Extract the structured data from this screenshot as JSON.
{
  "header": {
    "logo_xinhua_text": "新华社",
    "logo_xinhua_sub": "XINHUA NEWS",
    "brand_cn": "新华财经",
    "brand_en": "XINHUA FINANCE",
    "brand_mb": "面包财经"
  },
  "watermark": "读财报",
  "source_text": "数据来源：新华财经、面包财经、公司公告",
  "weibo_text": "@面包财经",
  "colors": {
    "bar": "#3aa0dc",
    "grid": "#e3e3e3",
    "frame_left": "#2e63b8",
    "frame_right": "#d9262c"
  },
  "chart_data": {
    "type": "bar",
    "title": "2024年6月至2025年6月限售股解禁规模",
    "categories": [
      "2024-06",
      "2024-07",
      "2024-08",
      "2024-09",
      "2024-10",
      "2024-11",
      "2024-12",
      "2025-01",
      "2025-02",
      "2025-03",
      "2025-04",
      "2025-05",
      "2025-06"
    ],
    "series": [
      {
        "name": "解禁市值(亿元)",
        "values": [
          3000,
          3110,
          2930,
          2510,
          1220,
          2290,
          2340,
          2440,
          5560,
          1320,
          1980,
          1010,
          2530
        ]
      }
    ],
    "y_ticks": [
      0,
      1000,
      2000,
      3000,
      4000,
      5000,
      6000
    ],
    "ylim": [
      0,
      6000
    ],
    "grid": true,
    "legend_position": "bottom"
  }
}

- - - - -

● What is expected
List all lines where "面包财经" occurs.

● Answer for this exercise
    "brand_mb": "面包财经"
  "source_text": "数据来源：新华财经、面包财经、公司公告",
  "weibo_text": "@面包财经",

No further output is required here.